(Dataset entries on figures)
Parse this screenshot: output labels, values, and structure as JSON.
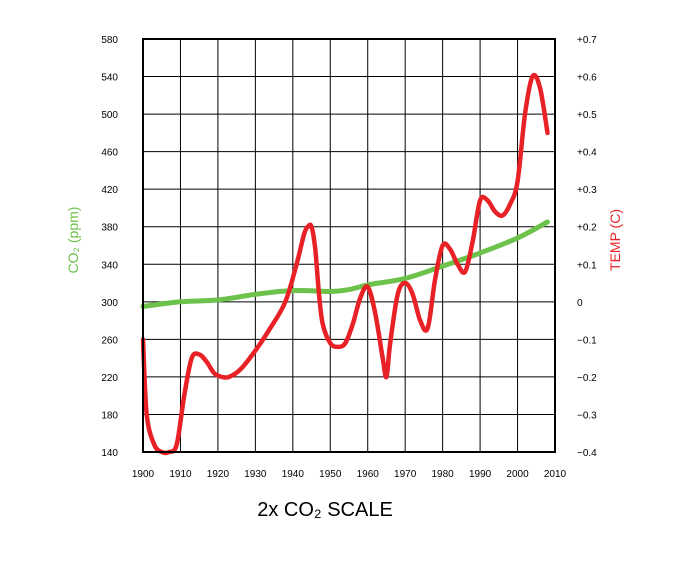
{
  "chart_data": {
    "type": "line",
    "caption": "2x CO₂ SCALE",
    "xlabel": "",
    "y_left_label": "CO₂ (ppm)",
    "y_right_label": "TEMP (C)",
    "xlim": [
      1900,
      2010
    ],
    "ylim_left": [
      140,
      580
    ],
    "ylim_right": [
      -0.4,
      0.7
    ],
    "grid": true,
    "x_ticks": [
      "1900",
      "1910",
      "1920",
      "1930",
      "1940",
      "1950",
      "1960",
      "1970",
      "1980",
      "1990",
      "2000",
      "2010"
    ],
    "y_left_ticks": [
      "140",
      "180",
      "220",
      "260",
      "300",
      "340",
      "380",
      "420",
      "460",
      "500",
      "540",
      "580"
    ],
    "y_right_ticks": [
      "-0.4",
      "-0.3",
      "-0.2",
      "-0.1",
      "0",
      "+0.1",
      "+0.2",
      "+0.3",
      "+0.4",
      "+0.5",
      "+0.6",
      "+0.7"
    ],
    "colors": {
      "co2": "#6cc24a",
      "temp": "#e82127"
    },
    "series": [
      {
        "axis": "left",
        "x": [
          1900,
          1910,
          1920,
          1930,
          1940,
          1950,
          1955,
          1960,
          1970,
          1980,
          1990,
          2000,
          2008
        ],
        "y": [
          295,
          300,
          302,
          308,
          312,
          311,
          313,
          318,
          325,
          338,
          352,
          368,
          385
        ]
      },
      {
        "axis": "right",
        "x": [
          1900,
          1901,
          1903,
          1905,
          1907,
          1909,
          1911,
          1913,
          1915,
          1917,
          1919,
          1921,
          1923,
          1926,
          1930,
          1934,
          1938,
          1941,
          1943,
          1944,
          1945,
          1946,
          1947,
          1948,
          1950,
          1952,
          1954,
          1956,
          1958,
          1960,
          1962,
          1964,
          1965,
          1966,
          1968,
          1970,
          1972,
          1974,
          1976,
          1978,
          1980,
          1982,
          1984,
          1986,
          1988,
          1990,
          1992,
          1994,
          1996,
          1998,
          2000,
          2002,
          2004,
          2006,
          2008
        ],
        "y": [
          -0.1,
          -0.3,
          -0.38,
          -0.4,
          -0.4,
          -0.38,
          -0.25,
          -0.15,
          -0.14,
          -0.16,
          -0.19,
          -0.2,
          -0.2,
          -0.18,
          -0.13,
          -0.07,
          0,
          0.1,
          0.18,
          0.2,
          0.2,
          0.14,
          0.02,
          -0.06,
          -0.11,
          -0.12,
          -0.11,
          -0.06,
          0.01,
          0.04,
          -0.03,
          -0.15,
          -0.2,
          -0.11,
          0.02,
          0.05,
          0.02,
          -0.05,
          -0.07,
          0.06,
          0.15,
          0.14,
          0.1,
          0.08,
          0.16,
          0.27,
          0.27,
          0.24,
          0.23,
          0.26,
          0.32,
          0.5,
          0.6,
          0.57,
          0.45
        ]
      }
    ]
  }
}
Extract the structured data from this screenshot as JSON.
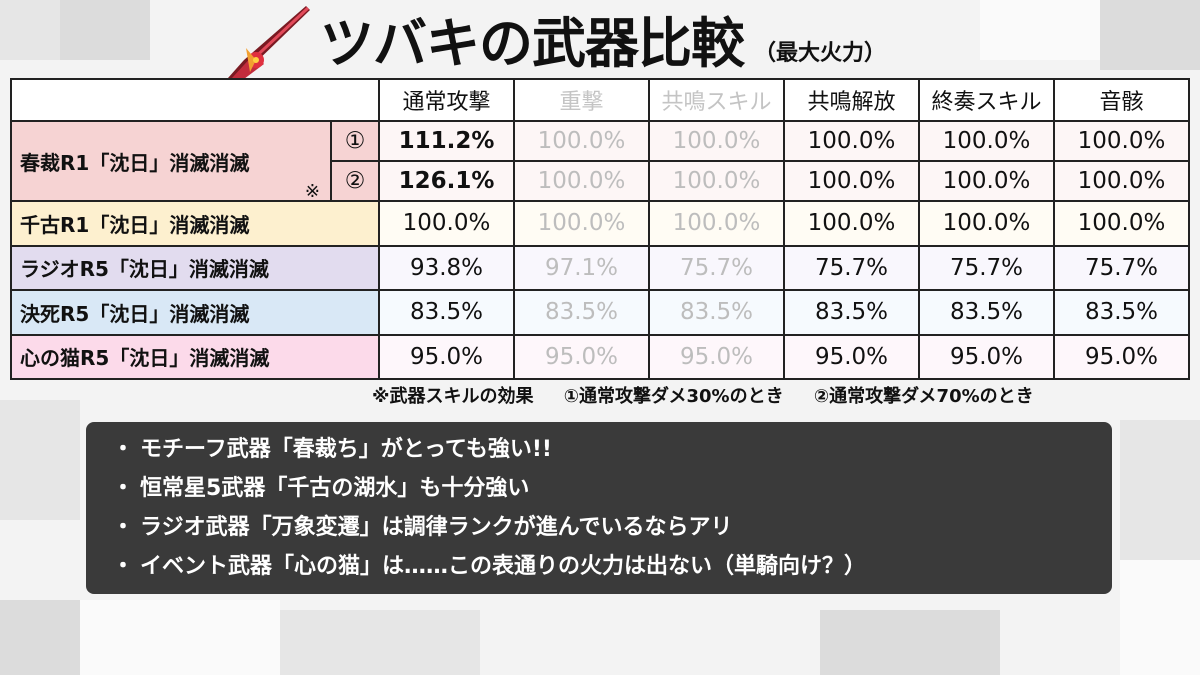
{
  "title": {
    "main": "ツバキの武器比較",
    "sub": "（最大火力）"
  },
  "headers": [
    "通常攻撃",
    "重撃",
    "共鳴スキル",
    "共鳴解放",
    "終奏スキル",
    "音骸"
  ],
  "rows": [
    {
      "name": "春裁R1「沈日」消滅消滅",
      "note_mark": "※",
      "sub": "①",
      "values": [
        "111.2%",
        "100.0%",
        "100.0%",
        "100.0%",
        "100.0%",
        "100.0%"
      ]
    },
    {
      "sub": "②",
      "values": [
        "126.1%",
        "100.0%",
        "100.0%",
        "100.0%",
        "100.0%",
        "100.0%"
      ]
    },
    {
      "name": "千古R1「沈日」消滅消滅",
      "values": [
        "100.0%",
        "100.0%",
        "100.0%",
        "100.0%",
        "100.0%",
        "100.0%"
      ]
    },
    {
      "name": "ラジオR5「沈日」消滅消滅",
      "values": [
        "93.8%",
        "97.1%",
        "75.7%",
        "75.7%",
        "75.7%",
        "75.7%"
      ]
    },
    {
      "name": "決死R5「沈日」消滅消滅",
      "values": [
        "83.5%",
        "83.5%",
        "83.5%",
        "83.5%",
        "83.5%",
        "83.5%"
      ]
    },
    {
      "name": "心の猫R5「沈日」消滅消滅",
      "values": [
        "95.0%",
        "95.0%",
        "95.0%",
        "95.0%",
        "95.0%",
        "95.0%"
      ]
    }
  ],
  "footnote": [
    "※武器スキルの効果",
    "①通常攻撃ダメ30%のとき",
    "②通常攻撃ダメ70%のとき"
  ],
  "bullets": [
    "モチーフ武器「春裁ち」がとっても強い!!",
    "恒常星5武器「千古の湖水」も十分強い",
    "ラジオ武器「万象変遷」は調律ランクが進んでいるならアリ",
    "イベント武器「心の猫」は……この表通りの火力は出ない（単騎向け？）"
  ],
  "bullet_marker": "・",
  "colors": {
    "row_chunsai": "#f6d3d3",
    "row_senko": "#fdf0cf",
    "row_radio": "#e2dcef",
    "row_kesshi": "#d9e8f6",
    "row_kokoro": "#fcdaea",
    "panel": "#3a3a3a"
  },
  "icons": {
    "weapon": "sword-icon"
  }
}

INSTRUCTIONS TO FOLLOW: Skipping the pictures, transcribe each line above exactly as it appears.

TASK SOLUTION:
Parse this screenshot: output labels, values, and structure as JSON.
{
  "chart_data": {
    "type": "line",
    "caption": "2x CO₂ SCALE",
    "xlabel": "",
    "y_left_label": "CO₂ (ppm)",
    "y_right_label": "TEMP (C)",
    "xlim": [
      1900,
      2010
    ],
    "ylim_left": [
      140,
      580
    ],
    "ylim_right": [
      -0.4,
      0.7
    ],
    "grid": true,
    "x_ticks": [
      "1900",
      "1910",
      "1920",
      "1930",
      "1940",
      "1950",
      "1960",
      "1970",
      "1980",
      "1990",
      "2000",
      "2010"
    ],
    "y_left_ticks": [
      "140",
      "180",
      "220",
      "260",
      "300",
      "340",
      "380",
      "420",
      "460",
      "500",
      "540",
      "580"
    ],
    "y_right_ticks": [
      "-0.4",
      "-0.3",
      "-0.2",
      "-0.1",
      "0",
      "+0.1",
      "+0.2",
      "+0.3",
      "+0.4",
      "+0.5",
      "+0.6",
      "+0.7"
    ],
    "colors": {
      "co2": "#6cc24a",
      "temp": "#e82127"
    },
    "series": [
      {
        "axis": "left",
        "x": [
          1900,
          1910,
          1920,
          1930,
          1940,
          1950,
          1955,
          1960,
          1970,
          1980,
          1990,
          2000,
          2008
        ],
        "y": [
          295,
          300,
          302,
          308,
          312,
          311,
          313,
          318,
          325,
          338,
          352,
          368,
          385
        ]
      },
      {
        "axis": "right",
        "x": [
          1900,
          1901,
          1903,
          1905,
          1907,
          1909,
          1911,
          1913,
          1915,
          1917,
          1919,
          1921,
          1923,
          1926,
          1930,
          1934,
          1938,
          1941,
          1943,
          1944,
          1945,
          1946,
          1947,
          1948,
          1950,
          1952,
          1954,
          1956,
          1958,
          1960,
          1962,
          1964,
          1965,
          1966,
          1968,
          1970,
          1972,
          1974,
          1976,
          1978,
          1980,
          1982,
          1984,
          1986,
          1988,
          1990,
          1992,
          1994,
          1996,
          1998,
          2000,
          2002,
          2004,
          2006,
          2008
        ],
        "y": [
          -0.1,
          -0.3,
          -0.38,
          -0.4,
          -0.4,
          -0.38,
          -0.25,
          -0.15,
          -0.14,
          -0.16,
          -0.19,
          -0.2,
          -0.2,
          -0.18,
          -0.13,
          -0.07,
          0,
          0.1,
          0.18,
          0.2,
          0.2,
          0.14,
          0.02,
          -0.06,
          -0.11,
          -0.12,
          -0.11,
          -0.06,
          0.01,
          0.04,
          -0.03,
          -0.15,
          -0.2,
          -0.11,
          0.02,
          0.05,
          0.02,
          -0.05,
          -0.07,
          0.06,
          0.15,
          0.14,
          0.1,
          0.08,
          0.16,
          0.27,
          0.27,
          0.24,
          0.23,
          0.26,
          0.32,
          0.5,
          0.6,
          0.57,
          0.45
        ]
      }
    ]
  }
}
Extract the structured data from this screenshot as JSON.
{
  "title": {
    "main": "ツバキの武器比較",
    "sub": "（最大火力）"
  },
  "headers": [
    "通常攻撃",
    "重撃",
    "共鳴スキル",
    "共鳴解放",
    "終奏スキル",
    "音骸"
  ],
  "rows": [
    {
      "name": "春裁R1「沈日」消滅消滅",
      "note_mark": "※",
      "sub": "①",
      "values": [
        "111.2%",
        "100.0%",
        "100.0%",
        "100.0%",
        "100.0%",
        "100.0%"
      ]
    },
    {
      "sub": "②",
      "values": [
        "126.1%",
        "100.0%",
        "100.0%",
        "100.0%",
        "100.0%",
        "100.0%"
      ]
    },
    {
      "name": "千古R1「沈日」消滅消滅",
      "values": [
        "100.0%",
        "100.0%",
        "100.0%",
        "100.0%",
        "100.0%",
        "100.0%"
      ]
    },
    {
      "name": "ラジオR5「沈日」消滅消滅",
      "values": [
        "93.8%",
        "97.1%",
        "75.7%",
        "75.7%",
        "75.7%",
        "75.7%"
      ]
    },
    {
      "name": "決死R5「沈日」消滅消滅",
      "values": [
        "83.5%",
        "83.5%",
        "83.5%",
        "83.5%",
        "83.5%",
        "83.5%"
      ]
    },
    {
      "name": "心の猫R5「沈日」消滅消滅",
      "values": [
        "95.0%",
        "95.0%",
        "95.0%",
        "95.0%",
        "95.0%",
        "95.0%"
      ]
    }
  ],
  "footnote": [
    "※武器スキルの効果",
    "①通常攻撃ダメ30%のとき",
    "②通常攻撃ダメ70%のとき"
  ],
  "bullets": [
    "モチーフ武器「春裁ち」がとっても強い!!",
    "恒常星5武器「千古の湖水」も十分強い",
    "ラジオ武器「万象変遷」は調律ランクが進んでいるならアリ",
    "イベント武器「心の猫」は……この表通りの火力は出ない（単騎向け？）"
  ],
  "bullet_marker": "・",
  "colors": {
    "row_chunsai": "#f6d3d3",
    "row_senko": "#fdf0cf",
    "row_radio": "#e2dcef",
    "row_kesshi": "#d9e8f6",
    "row_kokoro": "#fcdaea",
    "panel": "#3a3a3a"
  },
  "icons": {
    "weapon": "sword-icon"
  }
}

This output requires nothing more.